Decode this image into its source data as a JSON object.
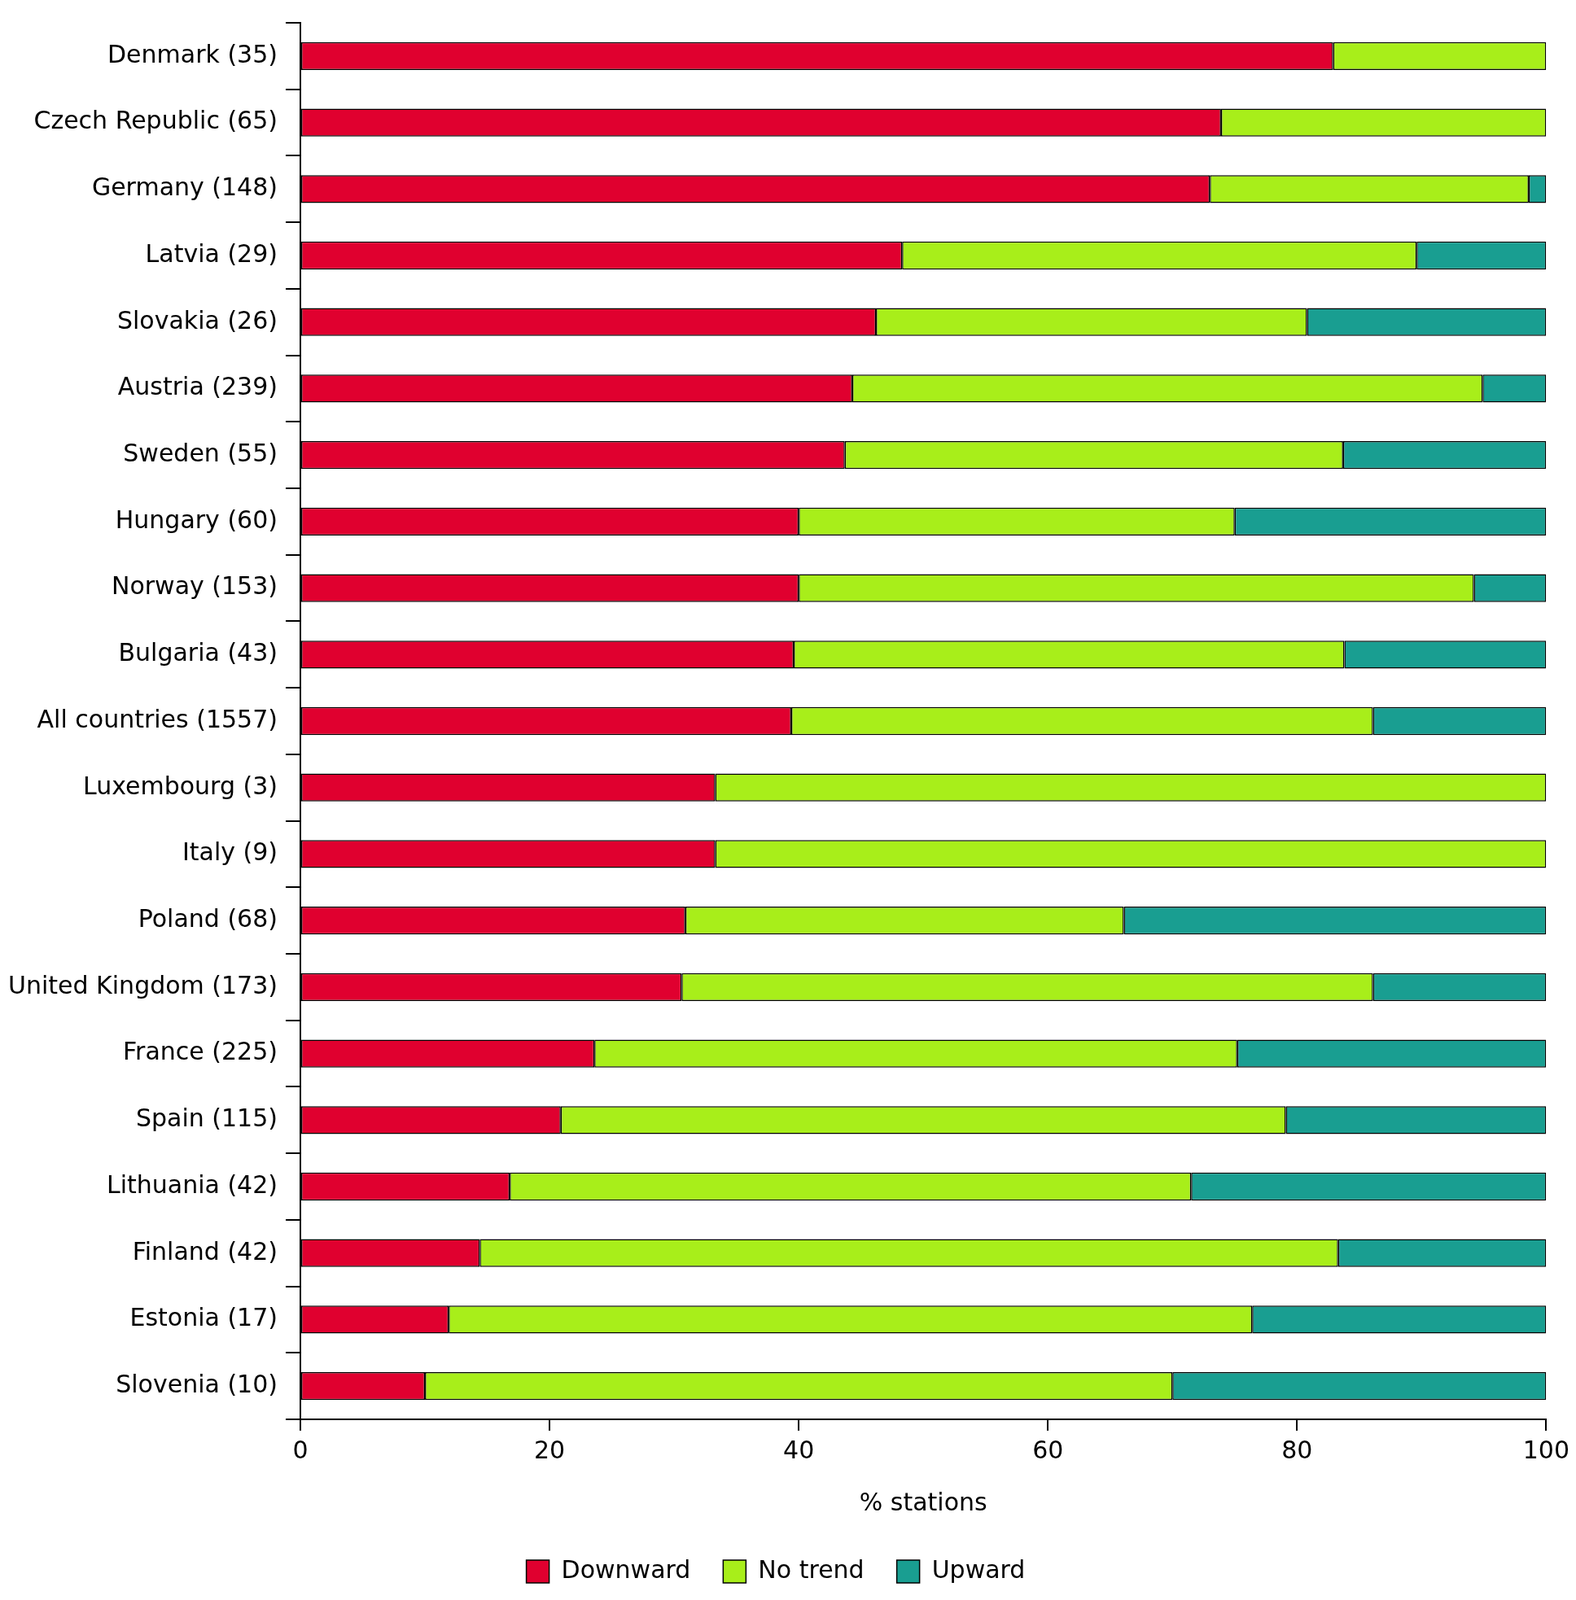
{
  "chart_data": {
    "type": "bar",
    "orientation": "horizontal",
    "stacked": true,
    "x_label": "% stations",
    "categories": [
      "Denmark (35)",
      "Czech Republic (65)",
      "Germany (148)",
      "Latvia (29)",
      "Slovakia (26)",
      "Austria (239)",
      "Sweden (55)",
      "Hungary (60)",
      "Norway (153)",
      "Bulgaria (43)",
      "All countries (1557)",
      "Luxembourg (3)",
      "Italy (9)",
      "Poland (68)",
      "United Kingdom (173)",
      "France (225)",
      "Spain (115)",
      "Lithuania (42)",
      "Finland (42)",
      "Estonia (17)",
      "Slovenia (10)"
    ],
    "series": [
      {
        "name": "Downward",
        "color": "#e0002f",
        "values": [
          82.9,
          73.9,
          73.0,
          48.3,
          46.2,
          44.3,
          43.7,
          40.0,
          40.0,
          39.6,
          39.4,
          33.3,
          33.3,
          30.9,
          30.6,
          23.6,
          20.9,
          16.8,
          14.4,
          11.9,
          10.0
        ]
      },
      {
        "name": "No trend",
        "color": "#a8ee1a",
        "values": [
          17.1,
          26.1,
          25.6,
          41.3,
          34.6,
          50.6,
          40.0,
          35.0,
          54.2,
          44.2,
          46.7,
          66.7,
          66.7,
          35.2,
          55.5,
          51.6,
          58.2,
          54.7,
          68.9,
          64.5,
          60.0
        ]
      },
      {
        "name": "Upward",
        "color": "#199e91",
        "values": [
          0,
          0,
          1.4,
          10.4,
          19.2,
          5.1,
          16.3,
          25.0,
          5.8,
          16.2,
          13.9,
          0,
          0,
          33.9,
          13.9,
          24.8,
          20.9,
          28.5,
          16.7,
          23.6,
          30.0
        ]
      }
    ],
    "xlim": [
      0,
      100
    ],
    "xticks": [
      0,
      20,
      40,
      60,
      80,
      100
    ],
    "grid": false,
    "legend": "bottom"
  }
}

========

**DESCRIPTION OF THE TASK**
Without the pictures, return the entries exactly as they appear.

**RESULT**
Decode this image into its source data as a JSON object.
{
  "chart_data": {
    "type": "bar",
    "orientation": "horizontal",
    "stacked": true,
    "x_label": "% stations",
    "categories": [
      "Denmark (35)",
      "Czech Republic (65)",
      "Germany (148)",
      "Latvia (29)",
      "Slovakia (26)",
      "Austria (239)",
      "Sweden (55)",
      "Hungary (60)",
      "Norway (153)",
      "Bulgaria (43)",
      "All countries (1557)",
      "Luxembourg (3)",
      "Italy (9)",
      "Poland (68)",
      "United Kingdom (173)",
      "France (225)",
      "Spain (115)",
      "Lithuania (42)",
      "Finland (42)",
      "Estonia (17)",
      "Slovenia (10)"
    ],
    "series": [
      {
        "name": "Downward",
        "color": "#e0002f",
        "values": [
          82.9,
          73.9,
          73.0,
          48.3,
          46.2,
          44.3,
          43.7,
          40.0,
          40.0,
          39.6,
          39.4,
          33.3,
          33.3,
          30.9,
          30.6,
          23.6,
          20.9,
          16.8,
          14.4,
          11.9,
          10.0
        ]
      },
      {
        "name": "No trend",
        "color": "#a8ee1a",
        "values": [
          17.1,
          26.1,
          25.6,
          41.3,
          34.6,
          50.6,
          40.0,
          35.0,
          54.2,
          44.2,
          46.7,
          66.7,
          66.7,
          35.2,
          55.5,
          51.6,
          58.2,
          54.7,
          68.9,
          64.5,
          60.0
        ]
      },
      {
        "name": "Upward",
        "color": "#199e91",
        "values": [
          0,
          0,
          1.4,
          10.4,
          19.2,
          5.1,
          16.3,
          25.0,
          5.8,
          16.2,
          13.9,
          0,
          0,
          33.9,
          13.9,
          24.8,
          20.9,
          28.5,
          16.7,
          23.6,
          30.0
        ]
      }
    ],
    "xlim": [
      0,
      100
    ],
    "xticks": [
      0,
      20,
      40,
      60,
      80,
      100
    ],
    "grid": false,
    "legend": "bottom"
  }
}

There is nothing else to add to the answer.